RECORDS PROVIDED:
------
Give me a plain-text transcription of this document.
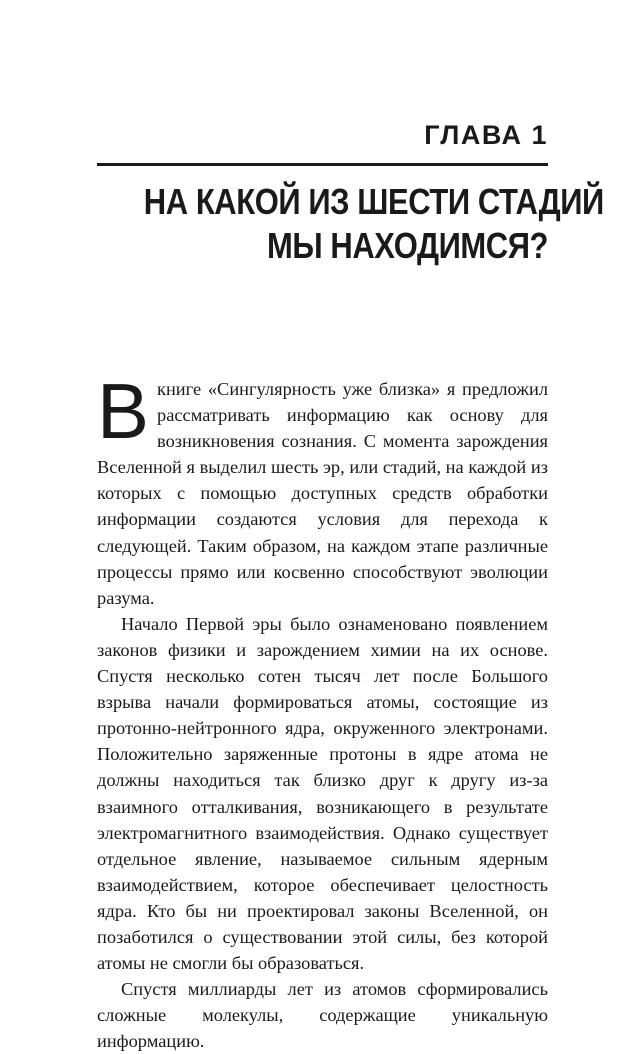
ГЛАВА 1
НА КАКОЙ ИЗ ШЕСТИ СТАДИЙ
МЫ НАХОДИМСЯ?

Вкниге «Сингулярность уже близка» я предложил рассматривать информацию как основу для возникновения сознания. С момента зарождения Вселенной я выделил шесть эр, или стадий, на каждой из которых с помощью доступных средств обработки информации создаются условия для перехода к следующей. Таким образом, на каждом этапе различные процессы прямо или косвенно способствуют эволюции разума.

Начало Первой эры было ознаменовано появлением законов физики и зарождением химии на их основе. Спустя несколько сотен тысяч лет после Большого взрыва начали формироваться атомы, состоящие из протонно-нейтронного ядра, окруженного электронами. Положительно заряженные протоны в ядре атома не должны находиться так близко друг к другу из-за взаимного отталкивания, возникающего в результате электромагнитного взаимодействия. Однако существует отдельное явление, называемое сильным ядерным взаимодействием, которое обеспечивает целостность ядра. Кто бы ни проектировал законы Вселенной, он позаботился о существовании этой силы, без которой атомы не смогли бы образоваться.

Спустя миллиарды лет из атомов сформировались сложные молекулы, содержащие уникальную информацию.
------
EXERCISE: Without the pictures, output the full listing exactly as it stands.

RESULT OF THE TASK:
Give me a plain-text transcription of this document.
ГЛАВА 1
НА КАКОЙ ИЗ ШЕСТИ СТАДИЙ
МЫ НАХОДИМСЯ?

Вкниге «Сингулярность уже близка» я предложил рассматривать информацию как основу для возникновения сознания. С момента зарождения Вселенной я выделил шесть эр, или стадий, на каждой из которых с помощью доступных средств обработки информации создаются условия для перехода к следующей. Таким образом, на каждом этапе различные процессы прямо или косвенно способствуют эволюции разума.

Начало Первой эры было ознаменовано появлением законов физики и зарождением химии на их основе. Спустя несколько сотен тысяч лет после Большого взрыва начали формироваться атомы, состоящие из протонно-нейтронного ядра, окруженного электронами. Положительно заряженные протоны в ядре атома не должны находиться так близко друг к другу из-за взаимного отталкивания, возникающего в результате электромагнитного взаимодействия. Однако существует отдельное явление, называемое сильным ядерным взаимодействием, которое обеспечивает целостность ядра. Кто бы ни проектировал законы Вселенной, он позаботился о существовании этой силы, без которой атомы не смогли бы образоваться.

Спустя миллиарды лет из атомов сформировались сложные молекулы, содержащие уникальную информацию.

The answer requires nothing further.